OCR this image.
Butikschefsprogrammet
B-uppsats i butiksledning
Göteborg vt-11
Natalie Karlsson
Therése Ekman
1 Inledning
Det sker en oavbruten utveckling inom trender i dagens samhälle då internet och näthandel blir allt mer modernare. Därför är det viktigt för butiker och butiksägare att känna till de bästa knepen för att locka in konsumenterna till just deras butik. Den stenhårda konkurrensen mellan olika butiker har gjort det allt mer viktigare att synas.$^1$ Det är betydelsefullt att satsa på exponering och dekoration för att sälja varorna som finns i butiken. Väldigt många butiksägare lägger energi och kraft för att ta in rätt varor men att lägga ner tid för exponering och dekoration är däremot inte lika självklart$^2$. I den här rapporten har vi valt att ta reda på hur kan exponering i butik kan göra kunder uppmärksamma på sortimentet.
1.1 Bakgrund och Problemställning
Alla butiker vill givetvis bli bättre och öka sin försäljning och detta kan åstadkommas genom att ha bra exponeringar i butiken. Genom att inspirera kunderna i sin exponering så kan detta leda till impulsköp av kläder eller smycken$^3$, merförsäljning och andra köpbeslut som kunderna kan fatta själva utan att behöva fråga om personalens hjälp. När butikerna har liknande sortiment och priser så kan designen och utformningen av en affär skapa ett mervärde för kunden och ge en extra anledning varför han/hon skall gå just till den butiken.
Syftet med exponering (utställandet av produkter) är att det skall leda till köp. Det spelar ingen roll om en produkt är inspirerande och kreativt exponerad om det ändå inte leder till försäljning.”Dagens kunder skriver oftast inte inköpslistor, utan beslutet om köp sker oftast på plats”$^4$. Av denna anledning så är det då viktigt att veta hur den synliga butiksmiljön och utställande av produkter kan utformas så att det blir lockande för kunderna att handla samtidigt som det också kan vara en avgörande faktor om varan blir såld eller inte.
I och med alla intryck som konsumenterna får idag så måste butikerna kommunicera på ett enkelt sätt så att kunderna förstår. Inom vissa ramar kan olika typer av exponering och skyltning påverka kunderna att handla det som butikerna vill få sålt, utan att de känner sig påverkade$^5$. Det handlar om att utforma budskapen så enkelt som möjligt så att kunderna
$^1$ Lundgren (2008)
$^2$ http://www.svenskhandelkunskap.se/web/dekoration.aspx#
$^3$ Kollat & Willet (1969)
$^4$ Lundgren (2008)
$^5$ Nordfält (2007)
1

*Work instruction*:
Go through the listing above and list every line that has the word "inte".

*Output for this exercise*:
Det sker en oavbruten utveckling inom trender i dagens samhälle då internet och näthandel blir allt mer modernare. Därför är det viktigt för butiker och butiksägare att känna till de bästa knepen för att locka in konsumenterna till just deras butik. Den stenhårda konkurrensen mellan olika butiker har gjort det allt mer viktigare att synas.$^1$ Det är betydelsefullt att satsa på exponering och dekoration för att sälja varorna som finns i butiken. Väldigt många butiksägare lägger energi och kraft för att ta in rätt varor men att lägga ner tid för exponering och dekoration är däremot inte lika självklart$^2$. I den här rapporten har vi valt att ta reda på hur kan exponering i butik kan göra kunder uppmärksamma på sortimentet.
Syftet med exponering (utställandet av produkter) är att det skall leda till köp. Det spelar ingen roll om en produkt är inspirerande och kreativt exponerad om det ändå inte leder till försäljning.”Dagens kunder skriver oftast inte inköpslistor, utan beslutet om köp sker oftast på plats”$^4$. Av denna anledning så är det då viktigt att veta hur den synliga butiksmiljön och utställande av produkter kan utformas så att det blir lockande för kunderna att handla samtidigt som det också kan vara en avgörande faktor om varan blir såld eller inte.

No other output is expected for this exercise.